**EXERCISE BRIEF:** Set down the material below word for word, excluding the pictures.

**ENTRIES SHOWN:**
....

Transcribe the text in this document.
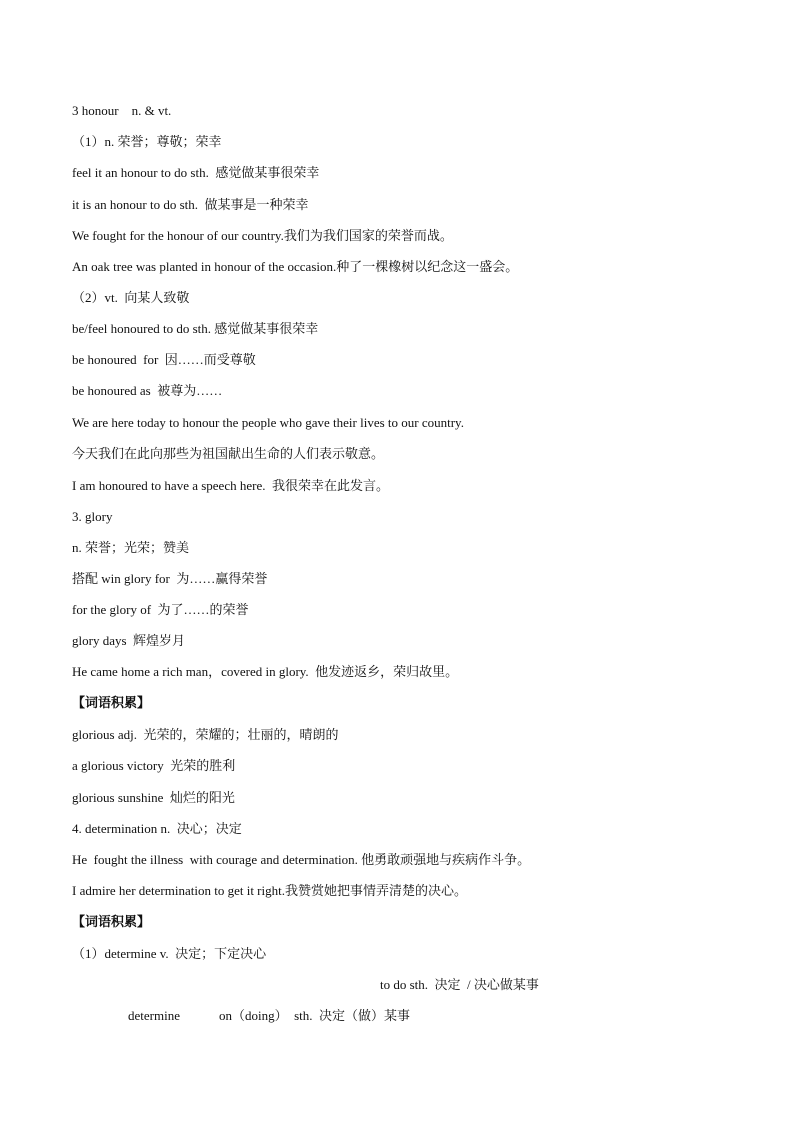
3 honour    n. & vt.
（1）n. 荣誉；尊敬；荣幸
feel it an honour to do sth.  感觉做某事很荣幸
it is an honour to do sth.  做某事是一种荣幸
We fought for the honour of our country.我们为我们国家的荣誉而战。
An oak tree was planted in honour of the occasion.种了一棵橡树以纪念这一盛会。
（2）vt.  向某人致敬
be/feel honoured to do sth. 感觉做某事很荣幸
be honoured  for  因……而受尊敬
be honoured as  被尊为……
We are here today to honour the people who gave their lives to our country.
今天我们在此向那些为祖国献出生命的人们表示敬意。
I am honoured to have a speech here.  我很荣幸在此发言。
3. glory
n. 荣誉；光荣；赞美
搭配 win glory for  为……赢得荣誉
for the glory of  为了……的荣誉
glory days  辉煌岁月
He came home a rich man，covered in glory.  他发迹返乡，荣归故里。
【词语积累】
glorious adj.  光荣的，荣耀的；壮丽的，晴朗的
a glorious victory  光荣的胜利
glorious sunshine  灿烂的阳光
4. determination n.  决心；决定
He  fought the illness  with courage and determination. 他勇敢顽强地与疾病作斗争。
I admire her determination to get it right.我赞赏她把事情弄清楚的决心。
【词语积累】
（1）determine v.  决定；下定决心
to do sth.  决定  / 决心做某事
determine            on（doing）  sth.  决定（做）某事
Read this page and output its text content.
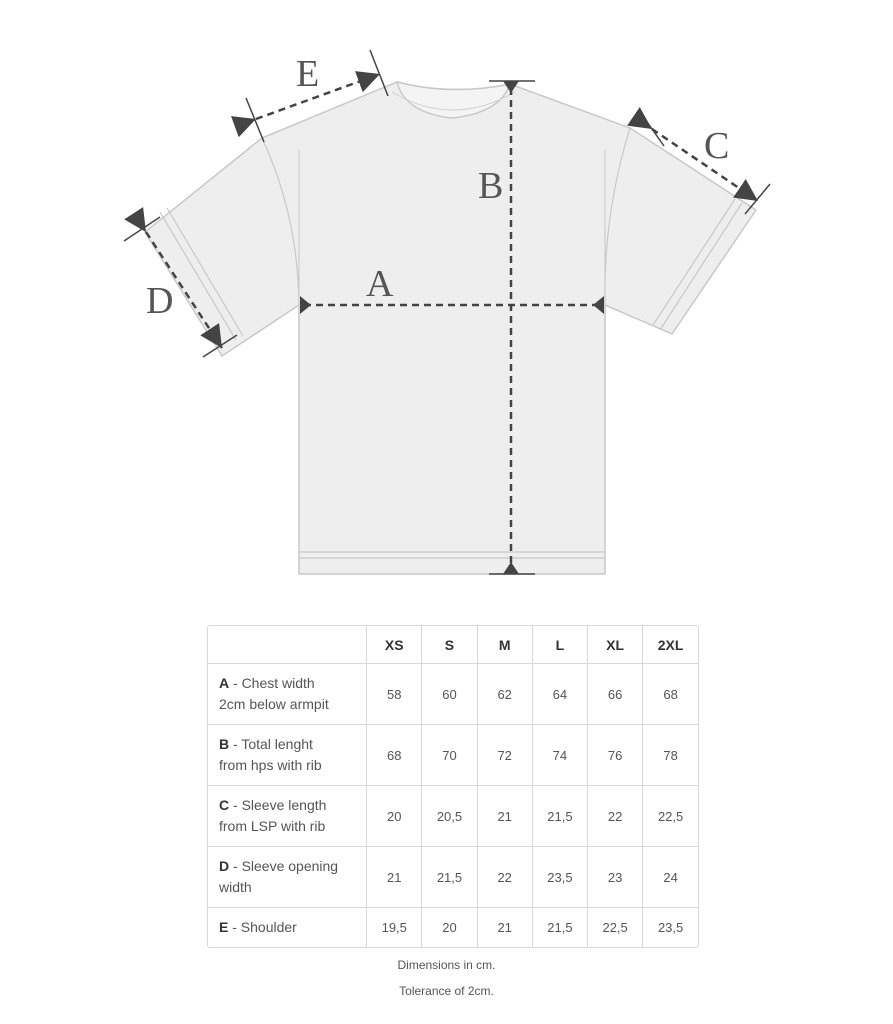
A
B
C
D
E
	XS	S	M	L	XL	2XL
A - Chest width
2cm below armpit	58	60	62	64	66	68
B - Total lenght
from hps with rib	68	70	72	74	76	78
C - Sleeve length
from LSP with rib	20	20,5	21	21,5	22	22,5
D - Sleeve opening
width	21	21,5	22	23,5	23	24
E - Shoulder	19,5	20	21	21,5	22,5	23,5
Dimensions in cm.
Tolerance of 2cm.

....

**EXERCISE OUTPUT:**
Transcribe the text in this document.
3 honour    n. & vt.
（1）n. 荣誉；尊敬；荣幸
feel it an honour to do sth.  感觉做某事很荣幸
it is an honour to do sth.  做某事是一种荣幸
We fought for the honour of our country.我们为我们国家的荣誉而战。
An oak tree was planted in honour of the occasion.种了一棵橡树以纪念这一盛会。
（2）vt.  向某人致敬
be/feel honoured to do sth. 感觉做某事很荣幸
be honoured  for  因……而受尊敬
be honoured as  被尊为……
We are here today to honour the people who gave their lives to our country.
今天我们在此向那些为祖国献出生命的人们表示敬意。
I am honoured to have a speech here.  我很荣幸在此发言。
3. glory
n. 荣誉；光荣；赞美
搭配 win glory for  为……赢得荣誉
for the glory of  为了……的荣誉
glory days  辉煌岁月
He came home a rich man，covered in glory.  他发迹返乡，荣归故里。
【词语积累】
glorious adj.  光荣的，荣耀的；壮丽的，晴朗的
a glorious victory  光荣的胜利
glorious sunshine  灿烂的阳光
4. determination n.  决心；决定
He  fought the illness  with courage and determination. 他勇敢顽强地与疾病作斗争。
I admire her determination to get it right.我赞赏她把事情弄清楚的决心。
【词语积累】
（1）determine v.  决定；下定决心
to do sth.  决定  / 决心做某事
determine            on（doing）  sth.  决定（做）某事
Read this page and output its text content.
A
B
C
D
E
	XS	S	M	L	XL	2XL
A - Chest width
2cm below armpit	58	60	62	64	66	68
B - Total lenght
from hps with rib	68	70	72	74	76	78
C - Sleeve length
from LSP with rib	20	20,5	21	21,5	22	22,5
D - Sleeve opening
width	21	21,5	22	23,5	23	24
E - Shoulder	19,5	20	21	21,5	22,5	23,5
Dimensions in cm.
Tolerance of 2cm.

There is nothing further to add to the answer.